Find the lines with "JSON" in them and copy them out.

Stored records
◆ ◆ ◆ ◆ ◆

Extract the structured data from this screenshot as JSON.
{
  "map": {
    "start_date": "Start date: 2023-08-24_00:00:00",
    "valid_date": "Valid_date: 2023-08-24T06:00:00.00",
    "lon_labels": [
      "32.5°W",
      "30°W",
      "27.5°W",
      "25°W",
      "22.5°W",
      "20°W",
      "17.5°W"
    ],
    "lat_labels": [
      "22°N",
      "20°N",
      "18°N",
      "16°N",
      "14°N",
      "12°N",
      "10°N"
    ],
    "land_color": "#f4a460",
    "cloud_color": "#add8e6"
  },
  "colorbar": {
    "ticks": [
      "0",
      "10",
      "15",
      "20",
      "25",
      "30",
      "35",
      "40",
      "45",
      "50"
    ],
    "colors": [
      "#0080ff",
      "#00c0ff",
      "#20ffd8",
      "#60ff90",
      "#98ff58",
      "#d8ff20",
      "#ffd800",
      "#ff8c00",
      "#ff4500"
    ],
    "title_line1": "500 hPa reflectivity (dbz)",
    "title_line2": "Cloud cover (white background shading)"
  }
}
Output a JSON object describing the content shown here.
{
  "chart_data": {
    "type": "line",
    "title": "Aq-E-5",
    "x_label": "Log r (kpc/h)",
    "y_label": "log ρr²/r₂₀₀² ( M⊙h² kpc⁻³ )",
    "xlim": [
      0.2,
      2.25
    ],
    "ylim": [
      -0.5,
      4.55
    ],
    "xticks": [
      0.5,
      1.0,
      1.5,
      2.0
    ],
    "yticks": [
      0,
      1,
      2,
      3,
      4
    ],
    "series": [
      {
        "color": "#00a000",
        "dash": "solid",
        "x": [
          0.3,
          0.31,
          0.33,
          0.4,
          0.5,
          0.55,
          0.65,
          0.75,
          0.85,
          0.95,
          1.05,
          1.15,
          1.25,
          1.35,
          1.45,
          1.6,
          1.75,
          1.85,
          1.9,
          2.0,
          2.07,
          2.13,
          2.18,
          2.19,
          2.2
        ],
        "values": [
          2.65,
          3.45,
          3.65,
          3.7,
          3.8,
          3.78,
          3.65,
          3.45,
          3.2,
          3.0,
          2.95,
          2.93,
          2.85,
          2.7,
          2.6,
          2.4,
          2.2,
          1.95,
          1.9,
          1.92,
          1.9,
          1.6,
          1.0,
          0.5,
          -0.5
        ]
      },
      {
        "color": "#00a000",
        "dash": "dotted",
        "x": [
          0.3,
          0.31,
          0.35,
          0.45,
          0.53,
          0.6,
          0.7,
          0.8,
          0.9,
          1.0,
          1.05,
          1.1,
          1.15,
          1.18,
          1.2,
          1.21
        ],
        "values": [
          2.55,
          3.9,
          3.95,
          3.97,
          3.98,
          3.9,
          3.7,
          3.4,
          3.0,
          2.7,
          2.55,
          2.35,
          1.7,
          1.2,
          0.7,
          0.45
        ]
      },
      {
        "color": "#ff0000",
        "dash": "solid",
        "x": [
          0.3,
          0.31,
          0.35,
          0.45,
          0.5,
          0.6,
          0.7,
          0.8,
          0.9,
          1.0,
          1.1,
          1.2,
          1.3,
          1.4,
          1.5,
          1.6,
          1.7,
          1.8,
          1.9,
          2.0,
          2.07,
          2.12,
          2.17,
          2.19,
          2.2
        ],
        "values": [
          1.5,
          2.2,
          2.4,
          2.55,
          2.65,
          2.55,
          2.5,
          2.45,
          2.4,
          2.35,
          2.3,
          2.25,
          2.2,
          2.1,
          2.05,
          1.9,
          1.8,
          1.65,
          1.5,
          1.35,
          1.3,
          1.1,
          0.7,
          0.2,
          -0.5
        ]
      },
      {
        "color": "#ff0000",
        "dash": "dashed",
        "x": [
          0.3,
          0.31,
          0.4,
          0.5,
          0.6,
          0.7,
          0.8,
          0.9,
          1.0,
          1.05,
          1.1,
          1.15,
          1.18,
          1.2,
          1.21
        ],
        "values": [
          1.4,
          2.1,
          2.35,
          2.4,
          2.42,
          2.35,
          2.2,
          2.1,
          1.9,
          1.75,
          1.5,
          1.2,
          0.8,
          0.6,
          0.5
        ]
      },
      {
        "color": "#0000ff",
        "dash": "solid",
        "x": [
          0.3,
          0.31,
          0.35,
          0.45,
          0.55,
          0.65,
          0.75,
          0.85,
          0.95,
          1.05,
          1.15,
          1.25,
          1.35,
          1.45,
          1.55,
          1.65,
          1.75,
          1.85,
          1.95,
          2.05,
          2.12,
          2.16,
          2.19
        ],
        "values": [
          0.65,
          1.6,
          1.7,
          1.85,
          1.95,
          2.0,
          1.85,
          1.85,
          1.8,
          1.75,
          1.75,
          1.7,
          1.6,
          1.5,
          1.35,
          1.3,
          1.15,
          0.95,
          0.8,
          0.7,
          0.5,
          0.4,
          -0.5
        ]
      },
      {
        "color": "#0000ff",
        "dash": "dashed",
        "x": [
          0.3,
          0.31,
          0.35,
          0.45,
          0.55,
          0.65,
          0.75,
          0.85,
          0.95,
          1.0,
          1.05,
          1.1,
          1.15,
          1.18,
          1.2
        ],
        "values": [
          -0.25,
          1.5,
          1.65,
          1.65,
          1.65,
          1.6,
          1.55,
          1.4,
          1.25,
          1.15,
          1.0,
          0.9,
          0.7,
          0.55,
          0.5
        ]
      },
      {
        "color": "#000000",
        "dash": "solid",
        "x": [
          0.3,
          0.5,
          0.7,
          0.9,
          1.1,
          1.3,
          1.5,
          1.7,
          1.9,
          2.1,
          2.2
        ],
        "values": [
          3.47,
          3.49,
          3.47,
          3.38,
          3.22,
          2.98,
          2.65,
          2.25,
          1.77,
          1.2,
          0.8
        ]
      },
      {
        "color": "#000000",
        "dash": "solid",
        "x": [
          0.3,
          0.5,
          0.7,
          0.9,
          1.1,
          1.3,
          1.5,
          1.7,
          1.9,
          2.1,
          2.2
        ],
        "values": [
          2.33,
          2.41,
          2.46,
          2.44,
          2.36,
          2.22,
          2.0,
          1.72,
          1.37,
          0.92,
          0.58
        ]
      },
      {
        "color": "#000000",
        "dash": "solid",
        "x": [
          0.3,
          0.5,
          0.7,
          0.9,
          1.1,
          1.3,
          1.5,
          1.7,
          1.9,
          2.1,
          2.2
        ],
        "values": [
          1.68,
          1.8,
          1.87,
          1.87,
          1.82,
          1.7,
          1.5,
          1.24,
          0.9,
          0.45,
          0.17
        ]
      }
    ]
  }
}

◆ ◆ ◆ ◆ ◆

Answer to this exercise
Extract the structured data from this screenshot as JSON.
Output a JSON object describing the content shown here.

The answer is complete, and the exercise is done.